>> Start Data provided
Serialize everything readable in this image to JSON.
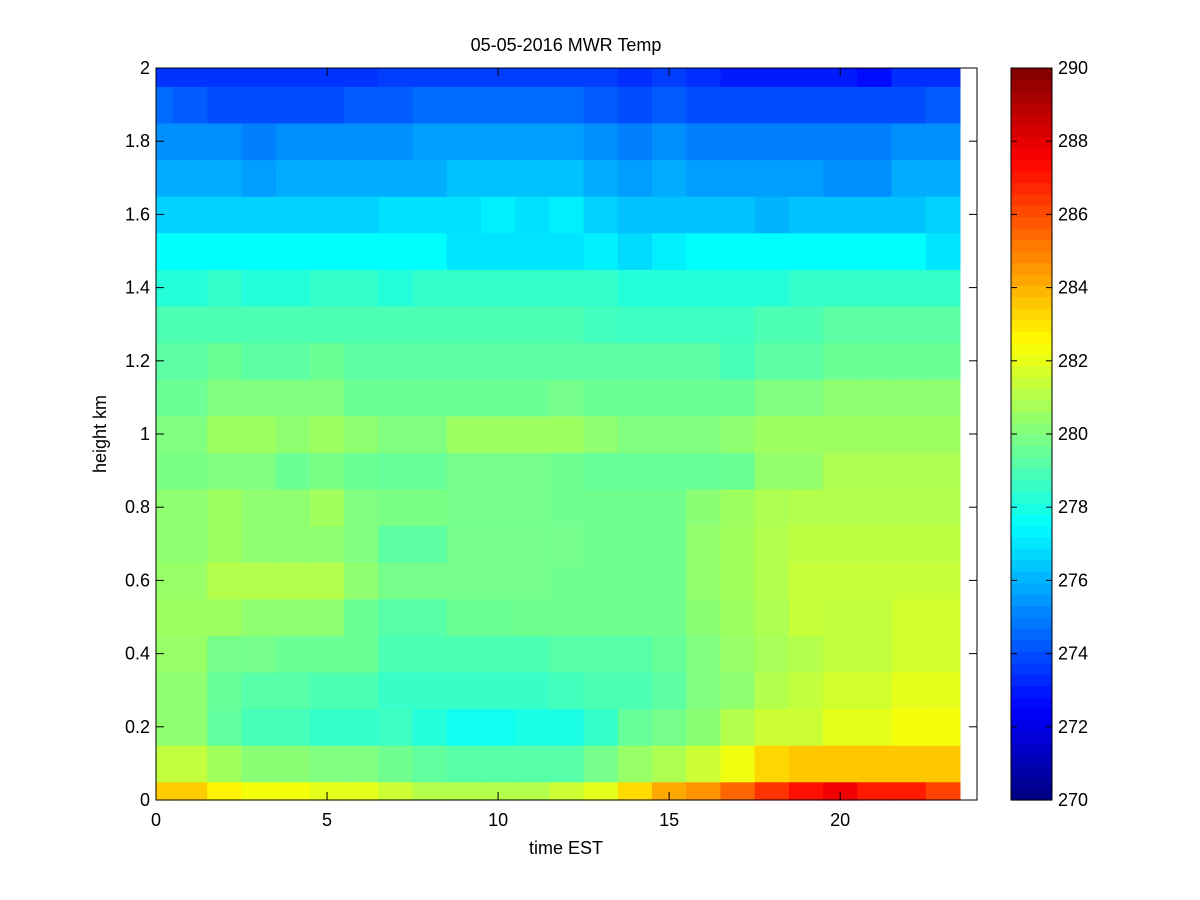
{
  "chart_data": {
    "type": "heatmap",
    "title": "05-05-2016 MWR Temp",
    "xlabel": "time EST",
    "ylabel": "height km",
    "xlim": [
      0,
      24
    ],
    "ylim": [
      0,
      2
    ],
    "x_ticks": [
      0,
      5,
      10,
      15,
      20
    ],
    "x_tick_labels": [
      "0",
      "5",
      "10",
      "15",
      "20"
    ],
    "y_ticks": [
      0,
      0.2,
      0.4,
      0.6,
      0.8,
      1.0,
      1.2,
      1.4,
      1.6,
      1.8,
      2.0
    ],
    "y_tick_labels": [
      "0",
      "0.2",
      "0.4",
      "0.6",
      "0.8",
      "1",
      "1.2",
      "1.4",
      "1.6",
      "1.8",
      "2"
    ],
    "colorbar": {
      "colormap": "jet",
      "clim": [
        270,
        290
      ],
      "ticks": [
        270,
        272,
        274,
        276,
        278,
        280,
        282,
        284,
        286,
        288,
        290
      ],
      "tick_labels": [
        "270",
        "272",
        "274",
        "276",
        "278",
        "280",
        "282",
        "284",
        "286",
        "288",
        "290"
      ]
    },
    "x": [
      0,
      1,
      2,
      3,
      4,
      5,
      6,
      7,
      8,
      9,
      10,
      11,
      12,
      13,
      14,
      15,
      16,
      17,
      18,
      19,
      20,
      21,
      22,
      23
    ],
    "y": [
      0,
      0.1,
      0.2,
      0.3,
      0.4,
      0.5,
      0.6,
      0.7,
      0.8,
      0.9,
      1.0,
      1.1,
      1.2,
      1.3,
      1.4,
      1.5,
      1.6,
      1.7,
      1.8,
      1.9,
      2.0
    ],
    "values": [
      [
        283.5,
        283.5,
        282.7,
        282.3,
        282.3,
        282.0,
        282.0,
        281.5,
        281.0,
        281.0,
        281.0,
        281.0,
        281.5,
        282.0,
        283.2,
        284.2,
        284.6,
        285.5,
        286.5,
        287.2,
        287.8,
        287.0,
        287.0,
        286.2
      ],
      [
        281.3,
        281.3,
        280.7,
        280.2,
        280.2,
        280.0,
        280.0,
        279.7,
        279.4,
        279.2,
        279.2,
        279.2,
        279.2,
        279.8,
        280.5,
        280.9,
        281.5,
        282.2,
        283.3,
        283.6,
        283.6,
        283.6,
        283.6,
        283.6
      ],
      [
        280.3,
        280.3,
        279.4,
        278.9,
        278.9,
        278.5,
        278.5,
        278.7,
        278.2,
        277.8,
        277.8,
        278.0,
        278.0,
        278.5,
        279.5,
        279.8,
        280.2,
        281.0,
        281.5,
        281.5,
        282.0,
        282.0,
        282.3,
        282.3
      ],
      [
        280.3,
        280.3,
        279.5,
        279.2,
        279.2,
        279.0,
        279.0,
        278.6,
        278.6,
        278.6,
        278.6,
        278.6,
        278.8,
        279.0,
        279.0,
        279.3,
        280.0,
        280.3,
        281.0,
        281.3,
        281.6,
        281.6,
        282.0,
        282.0
      ],
      [
        280.5,
        280.5,
        279.8,
        279.8,
        279.6,
        279.6,
        279.6,
        279.0,
        279.0,
        279.0,
        279.0,
        279.0,
        279.2,
        279.2,
        279.2,
        279.5,
        280.0,
        280.5,
        280.8,
        281.0,
        281.3,
        281.3,
        281.6,
        281.6
      ],
      [
        280.6,
        280.6,
        280.6,
        280.3,
        280.3,
        280.3,
        279.6,
        279.2,
        279.2,
        279.6,
        279.6,
        279.7,
        279.7,
        279.7,
        279.7,
        279.7,
        280.2,
        280.6,
        280.9,
        281.4,
        281.3,
        281.3,
        281.6,
        281.6
      ],
      [
        280.5,
        280.5,
        281.0,
        281.0,
        281.0,
        281.0,
        280.3,
        279.8,
        279.8,
        279.8,
        279.8,
        279.8,
        279.7,
        279.7,
        279.7,
        279.7,
        280.4,
        280.7,
        281.0,
        281.4,
        281.4,
        281.4,
        281.4,
        281.4
      ],
      [
        280.3,
        280.3,
        280.6,
        280.3,
        280.3,
        280.3,
        280.0,
        279.3,
        279.3,
        279.8,
        279.8,
        279.8,
        279.8,
        279.7,
        279.7,
        279.7,
        280.4,
        280.7,
        281.0,
        281.2,
        281.2,
        281.2,
        281.2,
        281.2
      ],
      [
        280.3,
        280.3,
        280.6,
        280.3,
        280.3,
        280.7,
        280.0,
        279.9,
        279.9,
        279.8,
        279.8,
        279.8,
        279.7,
        279.7,
        279.7,
        279.7,
        280.2,
        280.6,
        280.9,
        281.0,
        281.0,
        281.0,
        281.0,
        281.0
      ],
      [
        279.9,
        279.9,
        280.0,
        280.0,
        279.6,
        279.9,
        279.6,
        279.5,
        279.5,
        279.8,
        279.8,
        279.8,
        279.7,
        279.5,
        279.5,
        279.5,
        279.5,
        279.6,
        280.4,
        280.4,
        280.9,
        280.9,
        280.9,
        280.9
      ],
      [
        280.0,
        280.0,
        280.6,
        280.6,
        280.3,
        280.6,
        280.3,
        280.0,
        280.0,
        280.6,
        280.6,
        280.6,
        280.6,
        280.3,
        280.0,
        280.0,
        280.0,
        280.3,
        280.6,
        280.6,
        280.6,
        280.6,
        280.6,
        280.6
      ],
      [
        279.6,
        279.6,
        280.0,
        280.0,
        280.0,
        280.0,
        279.6,
        279.6,
        279.6,
        279.6,
        279.6,
        279.6,
        279.8,
        279.6,
        279.6,
        279.6,
        279.6,
        279.6,
        280.0,
        280.0,
        280.3,
        280.3,
        280.3,
        280.3
      ],
      [
        279.3,
        279.3,
        279.6,
        279.3,
        279.3,
        279.6,
        279.3,
        279.3,
        279.3,
        279.3,
        279.3,
        279.3,
        279.3,
        279.3,
        279.3,
        279.3,
        279.3,
        278.9,
        279.3,
        279.3,
        279.6,
        279.6,
        279.6,
        279.6
      ],
      [
        279.0,
        279.0,
        279.0,
        279.0,
        279.0,
        279.0,
        279.0,
        279.0,
        279.0,
        279.0,
        279.0,
        279.0,
        279.0,
        278.8,
        278.7,
        278.7,
        278.7,
        278.7,
        279.0,
        279.0,
        279.3,
        279.3,
        279.3,
        279.3
      ],
      [
        278.2,
        278.2,
        278.5,
        278.2,
        278.2,
        278.5,
        278.5,
        278.2,
        278.5,
        278.5,
        278.5,
        278.5,
        278.5,
        278.5,
        278.2,
        278.2,
        278.2,
        278.2,
        278.2,
        278.5,
        278.5,
        278.5,
        278.5,
        278.5
      ],
      [
        277.5,
        277.5,
        277.5,
        277.5,
        277.5,
        277.5,
        277.5,
        277.5,
        277.5,
        277.0,
        277.0,
        277.0,
        277.0,
        277.2,
        276.8,
        277.2,
        277.5,
        277.5,
        277.5,
        277.5,
        277.5,
        277.5,
        277.5,
        277.0
      ],
      [
        276.6,
        276.6,
        276.6,
        276.6,
        276.6,
        276.6,
        276.6,
        276.9,
        276.9,
        276.9,
        277.2,
        276.9,
        277.2,
        276.6,
        276.3,
        276.3,
        276.3,
        276.3,
        276.0,
        276.3,
        276.3,
        276.3,
        276.3,
        276.6
      ],
      [
        275.9,
        275.9,
        275.9,
        275.6,
        275.9,
        275.9,
        275.9,
        275.9,
        275.9,
        276.3,
        276.3,
        276.3,
        276.3,
        275.9,
        275.6,
        275.9,
        275.6,
        275.6,
        275.6,
        275.6,
        275.3,
        275.3,
        275.9,
        275.9
      ],
      [
        275.3,
        275.3,
        275.3,
        275.0,
        275.3,
        275.3,
        275.3,
        275.3,
        275.6,
        275.6,
        275.6,
        275.6,
        275.6,
        275.3,
        275.0,
        275.3,
        275.0,
        275.0,
        275.0,
        275.0,
        275.0,
        275.0,
        275.3,
        275.3
      ],
      [
        274.6,
        274.3,
        274.0,
        274.0,
        274.0,
        274.0,
        274.3,
        274.3,
        274.6,
        274.6,
        274.6,
        274.6,
        274.6,
        274.3,
        274.0,
        274.3,
        274.0,
        274.0,
        274.0,
        274.0,
        274.0,
        274.0,
        274.0,
        274.3
      ],
      [
        273.5,
        273.5,
        273.5,
        273.5,
        273.5,
        273.5,
        273.5,
        273.7,
        273.7,
        273.7,
        273.7,
        273.7,
        273.7,
        273.7,
        273.4,
        273.7,
        273.4,
        273.0,
        273.0,
        273.0,
        273.0,
        272.7,
        273.4,
        273.4
      ]
    ]
  }
}
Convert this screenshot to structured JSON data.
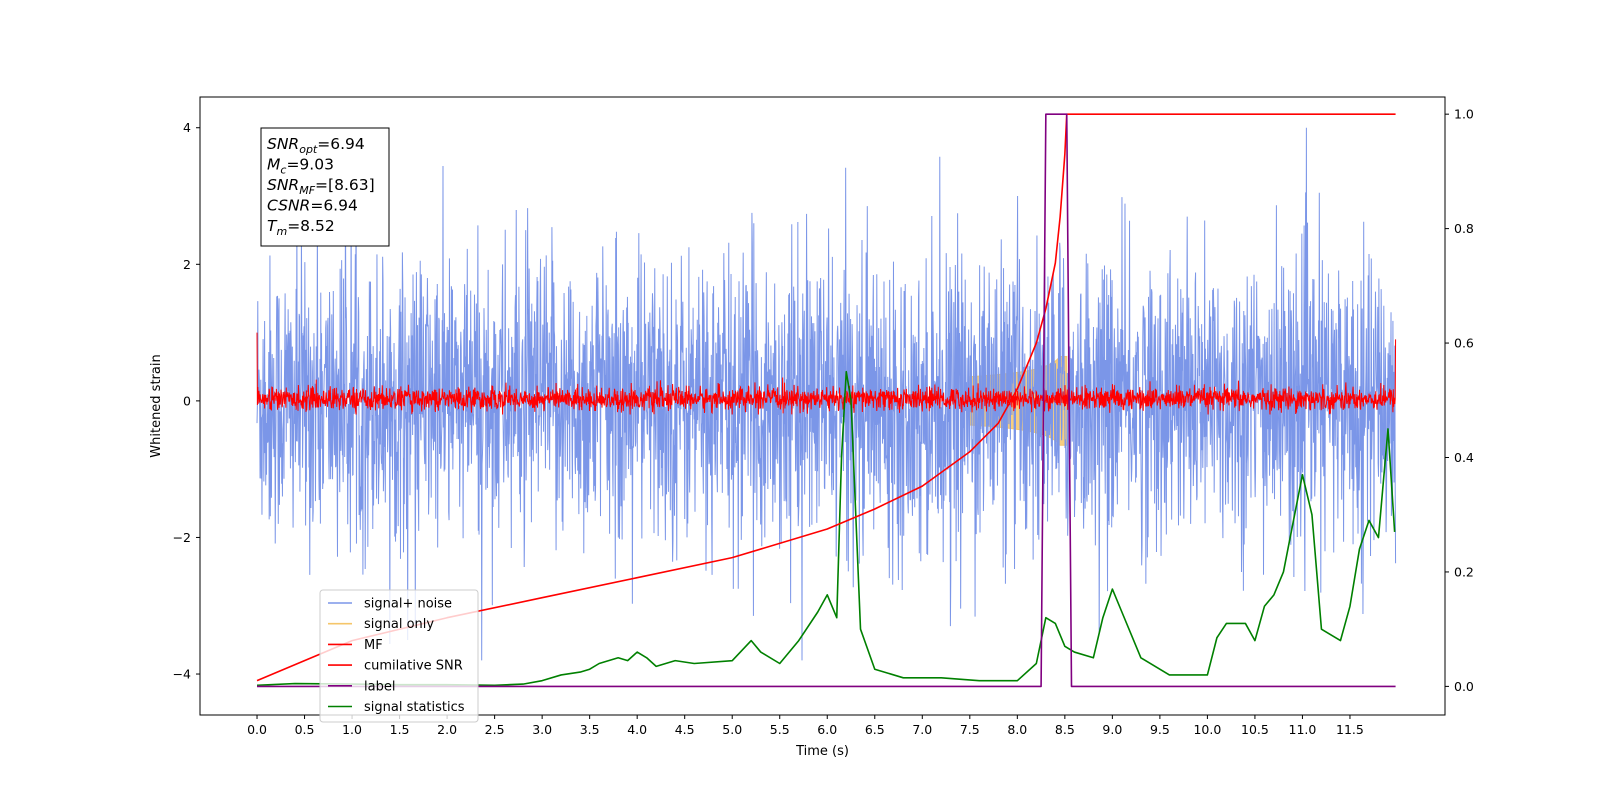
{
  "chart_data": {
    "type": "line",
    "title": "",
    "xlabel": "Time (s)",
    "ylabel": "Whitened strain",
    "xlim": [
      -0.6,
      12.5
    ],
    "ylim": [
      -4.6,
      4.45
    ],
    "y2lim": [
      -0.05,
      1.03
    ],
    "x_ticks": [
      "0.0",
      "0.5",
      "1.0",
      "1.5",
      "2.0",
      "2.5",
      "3.0",
      "3.5",
      "4.0",
      "4.5",
      "5.0",
      "5.5",
      "6.0",
      "6.5",
      "7.0",
      "7.5",
      "8.0",
      "8.5",
      "9.0",
      "9.5",
      "10.0",
      "10.5",
      "11.0",
      "11.5"
    ],
    "y_ticks": [
      "−4",
      "−2",
      "0",
      "2",
      "4"
    ],
    "y2_ticks": [
      "0.0",
      "0.2",
      "0.4",
      "0.6",
      "0.8",
      "1.0"
    ],
    "grid": false,
    "legend_position": "lower-left",
    "info_box": {
      "lines": [
        {
          "symbol": "SNR",
          "sub": "opt",
          "value": "=6.94"
        },
        {
          "symbol": "M",
          "sub": "c",
          "value": "=9.03"
        },
        {
          "symbol": "SNR",
          "sub": "MF",
          "value": "=[8.63]"
        },
        {
          "symbol": "CSNR",
          "sub": "",
          "value": "=6.94"
        },
        {
          "symbol": "T",
          "sub": "m",
          "value": "=8.52"
        }
      ]
    },
    "series": [
      {
        "name": "signal+ noise",
        "color": "#7b96e8",
        "axis": "left",
        "description": "noisy whitened strain, range about -3.8 to 4.0"
      },
      {
        "name": "signal only",
        "color": "#f5c66a",
        "axis": "left",
        "chirp_end": 8.52,
        "peak_amplitude": 0.65
      },
      {
        "name": "MF",
        "color": "#ff0000",
        "axis": "left",
        "description": "matched-filter output, range about -0.2 to 0.4"
      },
      {
        "name": "cumilative SNR",
        "color": "#ff0000",
        "axis": "right",
        "x": [
          0.0,
          1.0,
          2.0,
          3.0,
          4.0,
          5.0,
          6.0,
          6.5,
          7.0,
          7.5,
          7.8,
          8.0,
          8.2,
          8.3,
          8.4,
          8.45,
          8.5,
          8.52,
          9.0,
          10.0,
          11.0,
          11.5,
          11.98
        ],
        "values": [
          0.01,
          0.08,
          0.12,
          0.155,
          0.19,
          0.225,
          0.275,
          0.31,
          0.35,
          0.41,
          0.46,
          0.52,
          0.6,
          0.66,
          0.74,
          0.82,
          0.93,
          1.0,
          1.0,
          1.0,
          1.0,
          1.0,
          1.0
        ]
      },
      {
        "name": "label",
        "color": "#800080",
        "axis": "right",
        "x": [
          0.0,
          8.25,
          8.3,
          8.52,
          8.57,
          11.98
        ],
        "values": [
          0.0,
          0.0,
          1.0,
          1.0,
          0.0,
          0.0
        ]
      },
      {
        "name": "signal statistics",
        "color": "#008000",
        "axis": "right",
        "x": [
          0.0,
          0.4,
          1.0,
          1.5,
          2.0,
          2.5,
          2.8,
          3.0,
          3.2,
          3.4,
          3.5,
          3.6,
          3.8,
          3.9,
          4.0,
          4.1,
          4.2,
          4.4,
          4.6,
          5.0,
          5.2,
          5.3,
          5.5,
          5.7,
          5.9,
          6.0,
          6.1,
          6.15,
          6.2,
          6.25,
          6.35,
          6.5,
          6.8,
          7.2,
          7.6,
          8.0,
          8.2,
          8.3,
          8.4,
          8.5,
          8.6,
          8.8,
          8.9,
          9.0,
          9.1,
          9.3,
          9.6,
          9.8,
          10.0,
          10.1,
          10.2,
          10.4,
          10.5,
          10.6,
          10.7,
          10.8,
          11.0,
          11.1,
          11.2,
          11.4,
          11.5,
          11.6,
          11.7,
          11.8,
          11.9,
          11.97
        ],
        "values": [
          0.002,
          0.005,
          0.004,
          0.003,
          0.003,
          0.002,
          0.004,
          0.01,
          0.02,
          0.025,
          0.03,
          0.04,
          0.05,
          0.045,
          0.06,
          0.05,
          0.035,
          0.045,
          0.04,
          0.045,
          0.08,
          0.06,
          0.04,
          0.08,
          0.13,
          0.16,
          0.12,
          0.4,
          0.55,
          0.5,
          0.1,
          0.03,
          0.015,
          0.015,
          0.01,
          0.01,
          0.04,
          0.12,
          0.11,
          0.07,
          0.06,
          0.05,
          0.12,
          0.17,
          0.13,
          0.05,
          0.02,
          0.02,
          0.02,
          0.085,
          0.11,
          0.11,
          0.08,
          0.14,
          0.16,
          0.2,
          0.37,
          0.3,
          0.1,
          0.08,
          0.14,
          0.24,
          0.29,
          0.26,
          0.45,
          0.27
        ]
      }
    ]
  }
}
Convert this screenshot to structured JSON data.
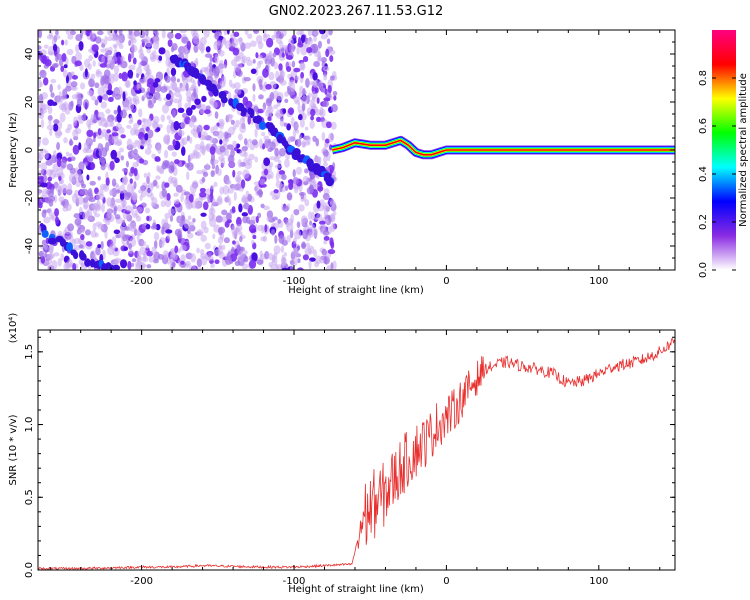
{
  "title": "GN02.2023.267.11.53.G12",
  "chart_data": [
    {
      "type": "heatmap",
      "xlabel": "Height of straight line (km)",
      "ylabel": "Frequency (Hz)",
      "xlim": [
        -268,
        150
      ],
      "ylim": [
        -50,
        50
      ],
      "x_ticks": [
        -200,
        -100,
        0,
        100
      ],
      "x_tick_labels": [
        "-200",
        "-100",
        "0",
        "100"
      ],
      "y_ticks": [
        -40,
        -20,
        0,
        20,
        40
      ],
      "y_tick_labels": [
        "-40",
        "-20",
        "0",
        "20",
        "40"
      ],
      "colorbar": {
        "label": "Normalized spectral amplitude",
        "range": [
          0,
          1
        ],
        "ticks": [
          0,
          0.2,
          0.4,
          0.6,
          0.8
        ],
        "tick_labels": [
          "0.0",
          "0.2",
          "0.4",
          "0.6",
          "0.8"
        ],
        "colormap": [
          "#ffffff",
          "#8a2be2",
          "#0000ff",
          "#00ffff",
          "#00ff00",
          "#ffff00",
          "#ff0000",
          "#ff0080"
        ]
      },
      "noise_region": {
        "x": [
          -268,
          -73
        ],
        "y": [
          -50,
          50
        ]
      },
      "diagonal_trace": [
        [
          -265,
          -34
        ],
        [
          -230,
          -48
        ],
        [
          -215,
          -50
        ],
        [
          -180,
          39
        ],
        [
          -165,
          32
        ],
        [
          -150,
          24
        ],
        [
          -115,
          9
        ],
        [
          -100,
          -1
        ],
        [
          -85,
          -8
        ],
        [
          -75,
          -13
        ]
      ],
      "carrier_trace": [
        [
          -75,
          0
        ],
        [
          -68,
          1
        ],
        [
          -60,
          3
        ],
        [
          -50,
          2
        ],
        [
          -40,
          2
        ],
        [
          -30,
          4
        ],
        [
          -25,
          2
        ],
        [
          -20,
          -1
        ],
        [
          -15,
          -2
        ],
        [
          -10,
          -2
        ],
        [
          0,
          0
        ],
        [
          50,
          0
        ],
        [
          100,
          0
        ],
        [
          150,
          0
        ]
      ],
      "grid": false
    },
    {
      "type": "line",
      "xlabel": "Height of straight line (km)",
      "ylabel": "SNR (10 * v/v)",
      "multiplier": "(x10⁴)",
      "xlim": [
        -268,
        150
      ],
      "ylim": [
        0,
        1.65
      ],
      "x_ticks": [
        -200,
        -100,
        0,
        100
      ],
      "x_tick_labels": [
        "-200",
        "-100",
        "0",
        "100"
      ],
      "y_ticks": [
        0,
        0.5,
        1.0,
        1.5
      ],
      "y_tick_labels": [
        "0.0",
        "0.5",
        "1.0",
        "1.5"
      ],
      "color": "#e8302f",
      "series": [
        {
          "x": [
            -268,
            -240,
            -220,
            -200,
            -180,
            -160,
            -140,
            -120,
            -100,
            -80,
            -62,
            -55,
            -48,
            -42,
            -36,
            -30,
            -24,
            -18,
            -12,
            -6,
            0,
            5,
            10,
            15,
            20,
            25,
            30,
            35,
            40,
            50,
            60,
            70,
            80,
            90,
            100,
            110,
            120,
            130,
            140,
            150
          ],
          "y": [
            0.01,
            0.01,
            0.015,
            0.02,
            0.02,
            0.03,
            0.025,
            0.02,
            0.02,
            0.03,
            0.04,
            0.35,
            0.45,
            0.5,
            0.6,
            0.7,
            0.78,
            0.85,
            0.9,
            1.0,
            1.05,
            1.1,
            1.18,
            1.25,
            1.32,
            1.38,
            1.4,
            1.42,
            1.43,
            1.4,
            1.38,
            1.35,
            1.28,
            1.3,
            1.35,
            1.4,
            1.42,
            1.45,
            1.5,
            1.58
          ]
        }
      ],
      "grid": false
    }
  ]
}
>> End Data provided
## To be done
On how many lines does the word "name" appear? Answer with only the number.

## Task response
6